**PAGE:**
⟨

Game Math; Vector Dot Product

[camelCase]

My friend recently told me about vector dot products and how you could use them to find the angle between two vectors.
Pretty useful stuff but after some thinking, I realized that I don't understand why it works at all.

So, say we've got two vectors and I do this:

Vector2D normalized_A;
Vector2D normalized_B;

//Give the two vectors some values and normalize the vectors..

float radian_between = acos(normalized_A.dotProduct(normalized_B));

radian_between now has the angle between the two vectors.

Before I knew about dot products and normalization, whenever I had to find the angle between two vectors, I would do this:

Vector2D unnormalized_A;
Vector2D unnormalized_B;

//Give the two vectors some values..
float radian_A = acos(unnormalized_A.x / unnormalized_A.length());
float radian_B = acos(unnormalized_B.x / unnormalized_B.length());

float radian_between = abs(radian_A-radian_B);

So, now that I do know about normalization and dot products..

⟩

**OBJECTIVE 1:**
In the dot product post, what did the writer's friend say vector dot products could be used for?
**OBJECTIVE 2:**
Please reproduce the dot product post between "Game Math; Vector" and "works at all.", inclusive.
Work from the dot product post alone.

**PROVIDED DATA:**
⟨

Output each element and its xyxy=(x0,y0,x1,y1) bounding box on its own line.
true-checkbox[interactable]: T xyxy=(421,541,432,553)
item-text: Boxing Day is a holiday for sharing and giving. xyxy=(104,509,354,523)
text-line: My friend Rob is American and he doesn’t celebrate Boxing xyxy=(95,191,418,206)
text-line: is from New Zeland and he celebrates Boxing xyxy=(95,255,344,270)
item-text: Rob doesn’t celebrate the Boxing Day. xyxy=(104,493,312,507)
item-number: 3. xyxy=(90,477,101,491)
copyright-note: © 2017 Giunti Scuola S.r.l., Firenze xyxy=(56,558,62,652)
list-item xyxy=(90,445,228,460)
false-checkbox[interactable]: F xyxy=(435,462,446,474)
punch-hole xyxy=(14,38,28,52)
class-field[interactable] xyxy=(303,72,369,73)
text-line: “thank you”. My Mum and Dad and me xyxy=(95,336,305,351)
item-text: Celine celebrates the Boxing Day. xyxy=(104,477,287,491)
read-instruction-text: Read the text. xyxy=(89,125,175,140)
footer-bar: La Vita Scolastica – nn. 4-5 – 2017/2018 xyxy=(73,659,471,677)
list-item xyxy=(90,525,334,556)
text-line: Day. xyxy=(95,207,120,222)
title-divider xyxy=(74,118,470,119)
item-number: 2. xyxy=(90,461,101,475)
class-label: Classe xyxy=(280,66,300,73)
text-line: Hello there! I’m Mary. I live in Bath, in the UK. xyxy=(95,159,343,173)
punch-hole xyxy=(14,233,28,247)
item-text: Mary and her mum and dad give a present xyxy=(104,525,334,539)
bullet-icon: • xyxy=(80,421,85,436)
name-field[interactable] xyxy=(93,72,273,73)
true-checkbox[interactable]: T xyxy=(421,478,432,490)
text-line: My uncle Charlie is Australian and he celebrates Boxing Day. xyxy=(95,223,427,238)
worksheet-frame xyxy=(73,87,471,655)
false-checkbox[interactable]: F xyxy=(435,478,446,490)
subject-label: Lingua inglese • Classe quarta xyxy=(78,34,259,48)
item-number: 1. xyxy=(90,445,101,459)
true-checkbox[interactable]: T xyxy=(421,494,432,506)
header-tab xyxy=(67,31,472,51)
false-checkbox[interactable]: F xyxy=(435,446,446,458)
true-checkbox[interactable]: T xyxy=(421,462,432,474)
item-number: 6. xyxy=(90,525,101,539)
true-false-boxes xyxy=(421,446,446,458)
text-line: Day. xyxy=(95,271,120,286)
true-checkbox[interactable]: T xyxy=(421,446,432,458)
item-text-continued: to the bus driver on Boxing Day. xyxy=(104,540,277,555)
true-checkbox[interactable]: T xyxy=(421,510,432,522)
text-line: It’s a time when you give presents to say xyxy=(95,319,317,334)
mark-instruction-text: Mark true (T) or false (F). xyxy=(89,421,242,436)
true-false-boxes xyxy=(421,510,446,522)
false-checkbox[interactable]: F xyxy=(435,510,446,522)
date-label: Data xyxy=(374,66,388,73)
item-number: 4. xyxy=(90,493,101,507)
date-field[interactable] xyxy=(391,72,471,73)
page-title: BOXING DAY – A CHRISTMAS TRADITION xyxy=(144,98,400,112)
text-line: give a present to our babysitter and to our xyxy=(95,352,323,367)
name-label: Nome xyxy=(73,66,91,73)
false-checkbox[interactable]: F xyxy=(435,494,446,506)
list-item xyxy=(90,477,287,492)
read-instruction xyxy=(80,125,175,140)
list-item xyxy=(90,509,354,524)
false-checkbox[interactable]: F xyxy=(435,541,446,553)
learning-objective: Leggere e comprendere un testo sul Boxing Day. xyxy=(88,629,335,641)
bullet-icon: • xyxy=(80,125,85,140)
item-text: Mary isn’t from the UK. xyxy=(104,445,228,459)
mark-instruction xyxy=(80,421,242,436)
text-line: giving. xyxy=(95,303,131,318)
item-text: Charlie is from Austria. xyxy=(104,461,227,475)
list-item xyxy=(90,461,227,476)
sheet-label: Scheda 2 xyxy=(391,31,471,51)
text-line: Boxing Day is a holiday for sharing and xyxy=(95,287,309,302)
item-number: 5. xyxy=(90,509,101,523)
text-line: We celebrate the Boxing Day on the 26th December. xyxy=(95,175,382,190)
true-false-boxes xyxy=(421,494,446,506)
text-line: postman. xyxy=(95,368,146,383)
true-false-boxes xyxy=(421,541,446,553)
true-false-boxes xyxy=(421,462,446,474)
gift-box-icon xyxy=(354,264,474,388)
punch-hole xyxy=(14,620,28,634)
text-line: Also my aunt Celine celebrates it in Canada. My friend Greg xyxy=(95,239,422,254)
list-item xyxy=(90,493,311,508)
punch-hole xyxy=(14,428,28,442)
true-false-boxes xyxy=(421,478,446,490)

⟩

**TASK SOLUTION 1:**
Finding the angle between two vectors.

**TASK SOLUTION 2:**
Game Math; Vector Dot Product

[camelCase]

My friend recently told me about vector dot products and how you could use them to find the angle between two vectors.
Pretty useful stuff but after some thinking, I realized that I don't understand why it works at all.